§ Work instructions:
Go through the listing and pick out each line with the word "rate" in it.
Begin Records
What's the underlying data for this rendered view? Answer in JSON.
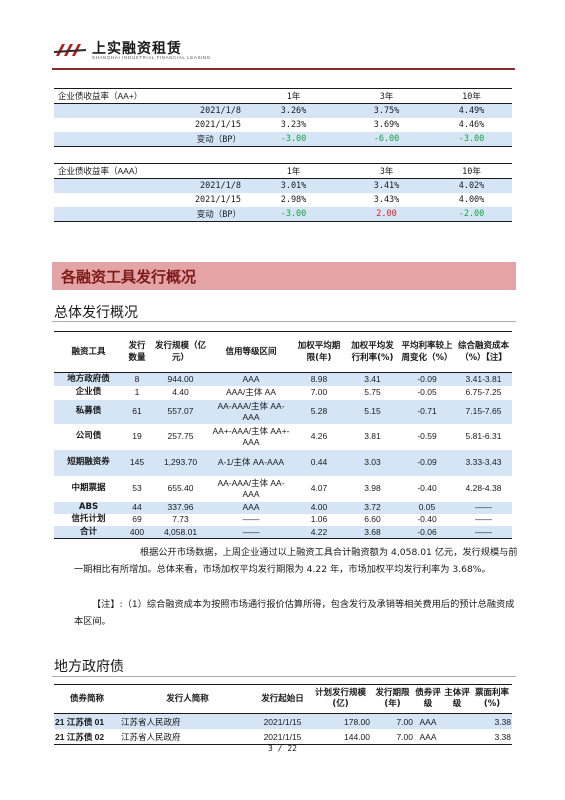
{
  "header": {
    "company_cn": "上实融资租赁",
    "company_en": "SHANGHAI INDUSTRIAL FINANCIAL LEASING"
  },
  "yield_tables": [
    {
      "label": "企业债收益率（AA+）",
      "tenors": [
        "1年",
        "3年",
        "10年"
      ],
      "rows": [
        {
          "date": "2021/1/8",
          "values": [
            "3.26%",
            "3.75%",
            "4.49%"
          ]
        },
        {
          "date": "2021/1/15",
          "values": [
            "3.23%",
            "3.69%",
            "4.46%"
          ]
        }
      ],
      "change": {
        "label": "变动（BP）",
        "values": [
          "-3.00",
          "-6.00",
          "-3.00"
        ],
        "colors": [
          "#12a33a",
          "#12a33a",
          "#12a33a"
        ]
      }
    },
    {
      "label": "企业债收益率（AAA）",
      "tenors": [
        "1年",
        "3年",
        "10年"
      ],
      "rows": [
        {
          "date": "2021/1/8",
          "values": [
            "3.01%",
            "3.41%",
            "4.02%"
          ]
        },
        {
          "date": "2021/1/15",
          "values": [
            "2.98%",
            "3.43%",
            "4.00%"
          ]
        }
      ],
      "change": {
        "label": "变动（BP）",
        "values": [
          "-3.00",
          "2.00",
          "-2.00"
        ],
        "colors": [
          "#12a33a",
          "#e01a1a",
          "#12a33a"
        ]
      }
    }
  ],
  "section_title": "各融资工具发行概况",
  "overview": {
    "title": "总体发行概况",
    "headers": [
      "融资工具",
      "发行数量",
      "发行规模（亿元）",
      "信用等级区间",
      "加权平均期限(年)",
      "加权平均发行利率(%)",
      "平均利率较上周变化（%）",
      "综合融资成本（%）【注】"
    ],
    "rows": [
      {
        "name": "地方政府债",
        "count": "8",
        "size": "944.00",
        "rating": "AAA",
        "term": "8.98",
        "rate": "3.41",
        "change": "-0.09",
        "cost": "3.41-3.81"
      },
      {
        "name": "企业债",
        "count": "1",
        "size": "4.40",
        "rating": "AAA/主体 AA",
        "term": "7.00",
        "rate": "5.75",
        "change": "-0.05",
        "cost": "6.75-7.25"
      },
      {
        "name": "私募债",
        "count": "61",
        "size": "557.07",
        "rating": "AA-AAA/主体 AA-AAA",
        "term": "5.28",
        "rate": "5.15",
        "change": "-0.71",
        "cost": "7.15-7.65"
      },
      {
        "name": "公司债",
        "count": "19",
        "size": "257.75",
        "rating": "AA+-AAA/主体 AA+-AAA",
        "term": "4.26",
        "rate": "3.81",
        "change": "-0.59",
        "cost": "5.81-6.31"
      },
      {
        "name": "短期融资券",
        "count": "145",
        "size": "1,293.70",
        "rating": "A-1/主体 AA-AAA",
        "term": "0.44",
        "rate": "3.03",
        "change": "-0.09",
        "cost": "3.33-3.43"
      },
      {
        "name": "中期票据",
        "count": "53",
        "size": "655.40",
        "rating": "AA-AAA/主体 AA-AAA",
        "term": "4.07",
        "rate": "3.98",
        "change": "-0.40",
        "cost": "4.28-4.38"
      },
      {
        "name": "ABS",
        "count": "44",
        "size": "337.96",
        "rating": "AAA",
        "term": "4.00",
        "rate": "3.72",
        "change": "0.05",
        "cost": "——"
      },
      {
        "name": "信托计划",
        "count": "69",
        "size": "7.73",
        "rating": "——",
        "term": "1.06",
        "rate": "6.60",
        "change": "-0.40",
        "cost": "——"
      },
      {
        "name": "合计",
        "count": "400",
        "size": "4,058.01",
        "rating": "——",
        "term": "4.22",
        "rate": "3.68",
        "change": "-0.06",
        "cost": "——"
      }
    ],
    "paragraph": "根据公开市场数据，上周企业通过以上融资工具合计融资额为 4,058.01 亿元，发行规模与前一期相比有所增加。总体来看，市场加权平均发行期限为 4.22 年，市场加权平均发行利率为 3.68%。",
    "note": "【注】:（1）综合融资成本为按照市场通行报价估算所得，包含发行及承销等相关费用后的预计总融资成本区间。"
  },
  "local_gov": {
    "title": "地方政府债",
    "headers": [
      "债券简称",
      "发行人简称",
      "发行起始日",
      "计划发行规模(亿)",
      "发行期限(年)",
      "债券评级",
      "主体评级",
      "票面利率(%)"
    ],
    "rows": [
      {
        "name": "21 江苏债 01",
        "issuer": "江苏省人民政府",
        "date": "2021/1/15",
        "size": "178.00",
        "term": "7.00",
        "rating": "AAA",
        "entity": "",
        "coupon": "3.38"
      },
      {
        "name": "21 江苏债 02",
        "issuer": "江苏省人民政府",
        "date": "2021/1/15",
        "size": "144.00",
        "term": "7.00",
        "rating": "AAA",
        "entity": "",
        "coupon": "3.38"
      }
    ]
  },
  "page": "3 / 22"
}
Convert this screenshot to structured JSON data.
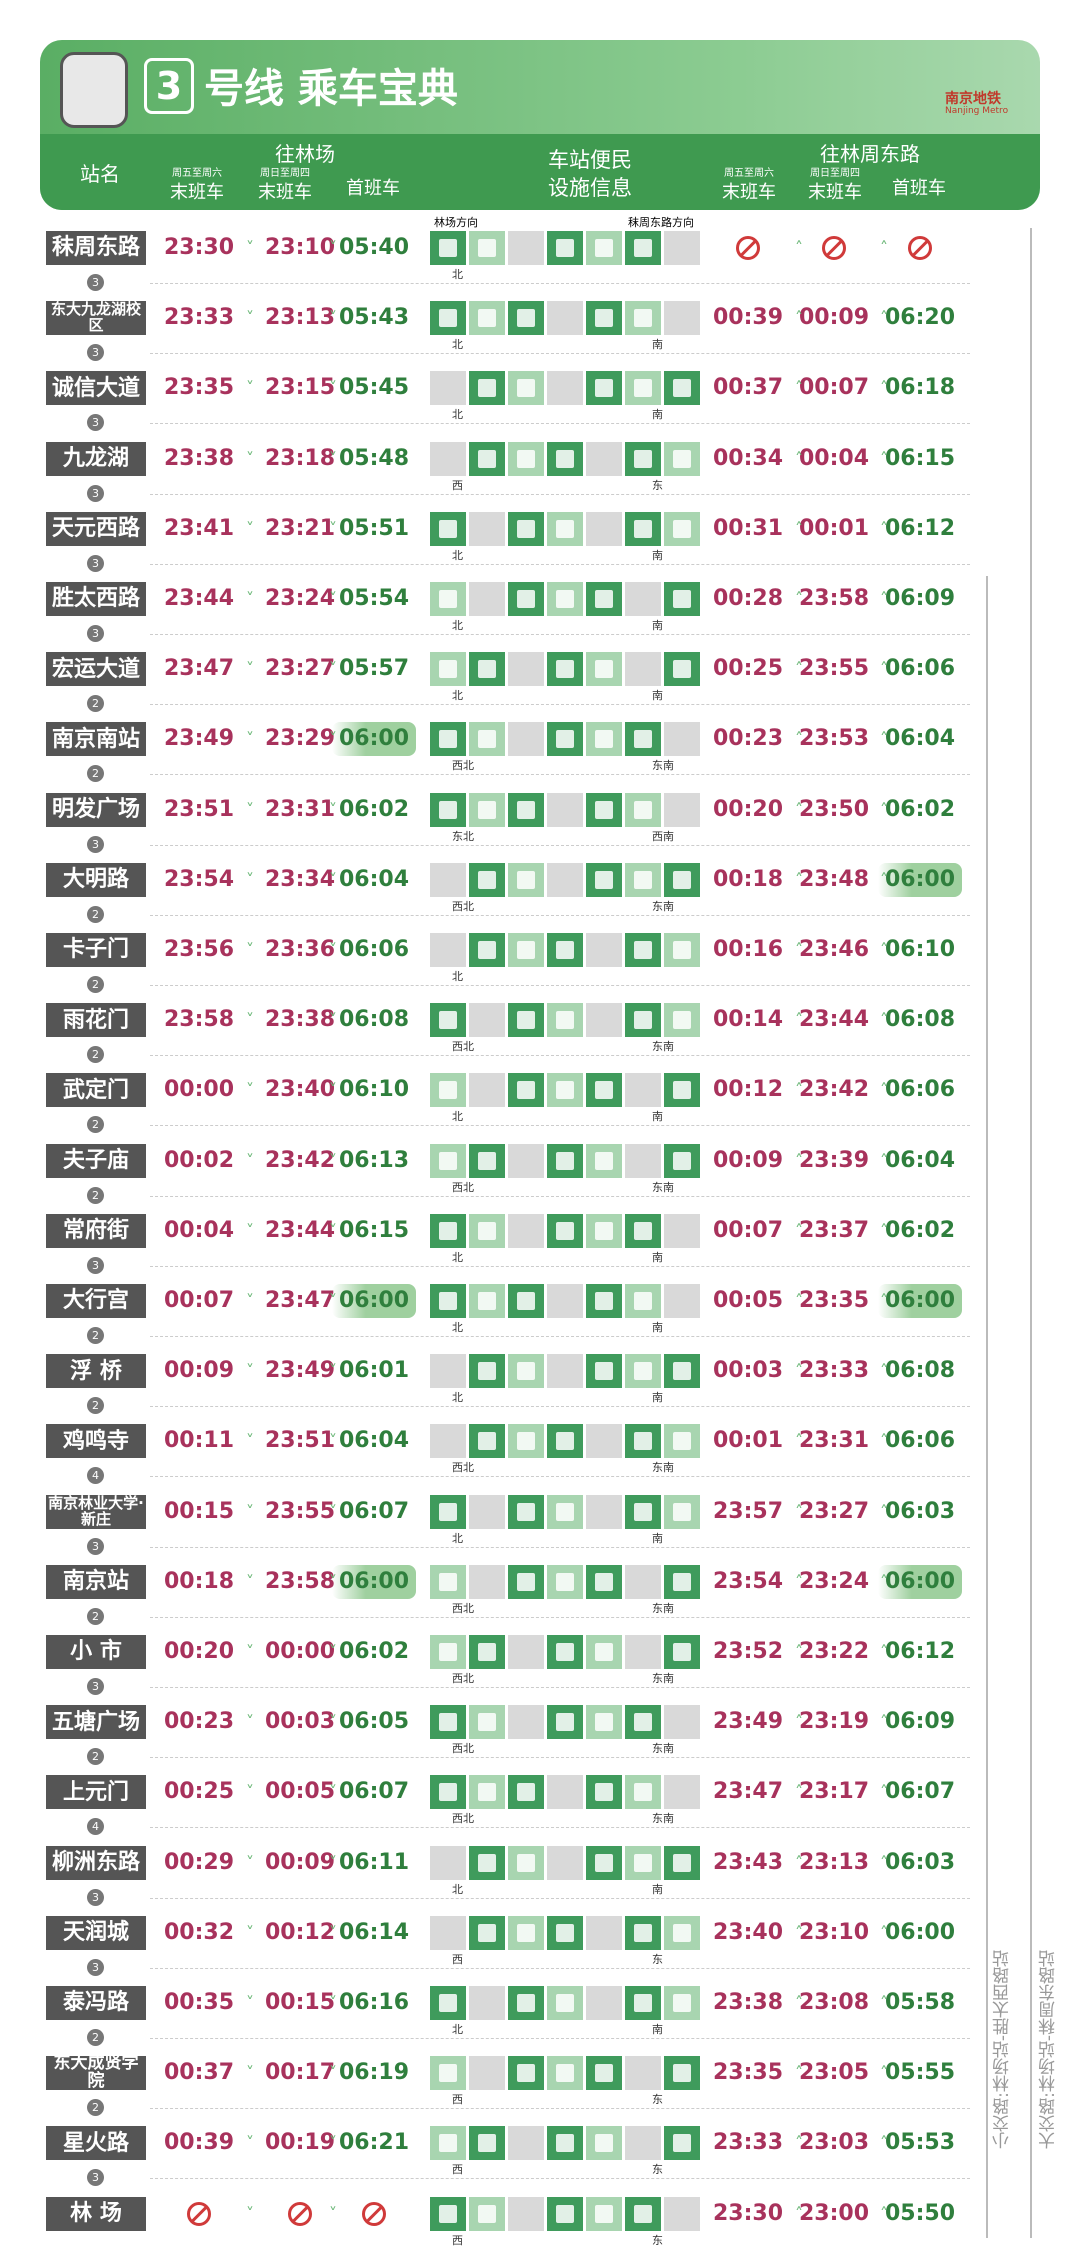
{
  "header": {
    "line_no": "3",
    "title": "号线 乘车宝典",
    "logo_cn": "南京地铁",
    "logo_en": "Nanjing Metro"
  },
  "columns": {
    "station": "站名",
    "to_a": "往林场",
    "to_b": "往林周东路",
    "fri_sat": "周五至周六",
    "sun_thu": "周日至周四",
    "last": "末班车",
    "first": "首班车",
    "facility": [
      "车站便民",
      "设施信息"
    ]
  },
  "directions": [
    "林场方向",
    "秣周东路方向"
  ],
  "routes": [
    "小交路:林场站-胜太西路站",
    "大交路:林场站-秣周东路站"
  ],
  "stations": [
    {
      "name": "秣周东路",
      "to_a": [
        "23:30",
        "23:10",
        "05:40"
      ],
      "to_b": [
        null,
        null,
        null
      ],
      "exits": [
        "北",
        null
      ],
      "minutes": "3"
    },
    {
      "name": "东大九龙湖校区",
      "to_a": [
        "23:33",
        "23:13",
        "05:43"
      ],
      "to_b": [
        "00:39",
        "00:09",
        "06:20"
      ],
      "exits": [
        "北",
        "南"
      ],
      "minutes": "3"
    },
    {
      "name": "诚信大道",
      "to_a": [
        "23:35",
        "23:15",
        "05:45"
      ],
      "to_b": [
        "00:37",
        "00:07",
        "06:18"
      ],
      "exits": [
        "北",
        "南"
      ],
      "minutes": "3"
    },
    {
      "name": "九龙湖",
      "to_a": [
        "23:38",
        "23:18",
        "05:48"
      ],
      "to_b": [
        "00:34",
        "00:04",
        "06:15"
      ],
      "exits": [
        "西",
        "东"
      ],
      "minutes": "3"
    },
    {
      "name": "天元西路",
      "to_a": [
        "23:41",
        "23:21",
        "05:51"
      ],
      "to_b": [
        "00:31",
        "00:01",
        "06:12"
      ],
      "exits": [
        "北",
        "南"
      ],
      "minutes": "3"
    },
    {
      "name": "胜太西路",
      "to_a": [
        "23:44",
        "23:24",
        "05:54"
      ],
      "to_b": [
        "00:28",
        "23:58",
        "06:09"
      ],
      "exits": [
        "北",
        "南"
      ],
      "minutes": "3"
    },
    {
      "name": "宏运大道",
      "to_a": [
        "23:47",
        "23:27",
        "05:57"
      ],
      "to_b": [
        "00:25",
        "23:55",
        "06:06"
      ],
      "exits": [
        "北",
        "南"
      ],
      "minutes": "2"
    },
    {
      "name": "南京南站",
      "to_a": [
        "23:49",
        "23:29",
        "06:00"
      ],
      "to_b": [
        "00:23",
        "23:53",
        "06:04"
      ],
      "exits": [
        "西北",
        "东南"
      ],
      "minutes": "2",
      "highlight": [
        "to_a"
      ]
    },
    {
      "name": "明发广场",
      "to_a": [
        "23:51",
        "23:31",
        "06:02"
      ],
      "to_b": [
        "00:20",
        "23:50",
        "06:02"
      ],
      "exits": [
        "东北",
        "西南"
      ],
      "minutes": "3"
    },
    {
      "name": "大明路",
      "to_a": [
        "23:54",
        "23:34",
        "06:04"
      ],
      "to_b": [
        "00:18",
        "23:48",
        "06:00"
      ],
      "exits": [
        "西北",
        "东南"
      ],
      "minutes": "2",
      "highlight": [
        "to_b"
      ]
    },
    {
      "name": "卡子门",
      "to_a": [
        "23:56",
        "23:36",
        "06:06"
      ],
      "to_b": [
        "00:16",
        "23:46",
        "06:10"
      ],
      "exits": [
        "北",
        null
      ],
      "minutes": "2"
    },
    {
      "name": "雨花门",
      "to_a": [
        "23:58",
        "23:38",
        "06:08"
      ],
      "to_b": [
        "00:14",
        "23:44",
        "06:08"
      ],
      "exits": [
        "西北",
        "东南"
      ],
      "minutes": "2"
    },
    {
      "name": "武定门",
      "to_a": [
        "00:00",
        "23:40",
        "06:10"
      ],
      "to_b": [
        "00:12",
        "23:42",
        "06:06"
      ],
      "exits": [
        "北",
        "南"
      ],
      "minutes": "2"
    },
    {
      "name": "夫子庙",
      "to_a": [
        "00:02",
        "23:42",
        "06:13"
      ],
      "to_b": [
        "00:09",
        "23:39",
        "06:04"
      ],
      "exits": [
        "西北",
        "东南"
      ],
      "minutes": "2"
    },
    {
      "name": "常府街",
      "to_a": [
        "00:04",
        "23:44",
        "06:15"
      ],
      "to_b": [
        "00:07",
        "23:37",
        "06:02"
      ],
      "exits": [
        "北",
        "南"
      ],
      "minutes": "3"
    },
    {
      "name": "大行宫",
      "to_a": [
        "00:07",
        "23:47",
        "06:00"
      ],
      "to_b": [
        "00:05",
        "23:35",
        "06:00"
      ],
      "exits": [
        "北",
        "南"
      ],
      "minutes": "2",
      "highlight": [
        "to_a",
        "to_b"
      ]
    },
    {
      "name": "浮 桥",
      "to_a": [
        "00:09",
        "23:49",
        "06:01"
      ],
      "to_b": [
        "00:03",
        "23:33",
        "06:08"
      ],
      "exits": [
        "北",
        "南"
      ],
      "minutes": "2"
    },
    {
      "name": "鸡鸣寺",
      "to_a": [
        "00:11",
        "23:51",
        "06:04"
      ],
      "to_b": [
        "00:01",
        "23:31",
        "06:06"
      ],
      "exits": [
        "西北",
        "东南"
      ],
      "minutes": "4"
    },
    {
      "name": "南京林业大学·新庄",
      "to_a": [
        "00:15",
        "23:55",
        "06:07"
      ],
      "to_b": [
        "23:57",
        "23:27",
        "06:03"
      ],
      "exits": [
        "北",
        "南"
      ],
      "minutes": "3"
    },
    {
      "name": "南京站",
      "to_a": [
        "00:18",
        "23:58",
        "06:00"
      ],
      "to_b": [
        "23:54",
        "23:24",
        "06:00"
      ],
      "exits": [
        "西北",
        "东南"
      ],
      "minutes": "2",
      "highlight": [
        "to_a",
        "to_b"
      ]
    },
    {
      "name": "小 市",
      "to_a": [
        "00:20",
        "00:00",
        "06:02"
      ],
      "to_b": [
        "23:52",
        "23:22",
        "06:12"
      ],
      "exits": [
        "西北",
        "东南"
      ],
      "minutes": "3"
    },
    {
      "name": "五塘广场",
      "to_a": [
        "00:23",
        "00:03",
        "06:05"
      ],
      "to_b": [
        "23:49",
        "23:19",
        "06:09"
      ],
      "exits": [
        "西北",
        "东南"
      ],
      "minutes": "2"
    },
    {
      "name": "上元门",
      "to_a": [
        "00:25",
        "00:05",
        "06:07"
      ],
      "to_b": [
        "23:47",
        "23:17",
        "06:07"
      ],
      "exits": [
        "西北",
        "东南"
      ],
      "minutes": "4"
    },
    {
      "name": "柳洲东路",
      "to_a": [
        "00:29",
        "00:09",
        "06:11"
      ],
      "to_b": [
        "23:43",
        "23:13",
        "06:03"
      ],
      "exits": [
        "北",
        "南"
      ],
      "minutes": "3"
    },
    {
      "name": "天润城",
      "to_a": [
        "00:32",
        "00:12",
        "06:14"
      ],
      "to_b": [
        "23:40",
        "23:10",
        "06:00"
      ],
      "exits": [
        "西",
        "东"
      ],
      "minutes": "3"
    },
    {
      "name": "泰冯路",
      "to_a": [
        "00:35",
        "00:15",
        "06:16"
      ],
      "to_b": [
        "23:38",
        "23:08",
        "05:58"
      ],
      "exits": [
        "北",
        "南"
      ],
      "minutes": "2"
    },
    {
      "name": "东大成贤学院",
      "to_a": [
        "00:37",
        "00:17",
        "06:19"
      ],
      "to_b": [
        "23:35",
        "23:05",
        "05:55"
      ],
      "exits": [
        "西",
        "东"
      ],
      "minutes": "2"
    },
    {
      "name": "星火路",
      "to_a": [
        "00:39",
        "00:19",
        "06:21"
      ],
      "to_b": [
        "23:33",
        "23:03",
        "05:53"
      ],
      "exits": [
        "西",
        "东"
      ],
      "minutes": "3"
    },
    {
      "name": "林 场",
      "to_a": [
        null,
        null,
        null
      ],
      "to_b": [
        "23:30",
        "23:00",
        "05:50"
      ],
      "exits": [
        "西",
        "东"
      ]
    }
  ]
}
End Records
§ Task result:
        "rate": "3.41",
        "rate": "5.75",
        "rate": "5.15",
        "rate": "3.81",
        "rate": "3.03",
        "rate": "3.98",
        "rate": "3.72",
        "rate": "6.60",
        "rate": "3.68",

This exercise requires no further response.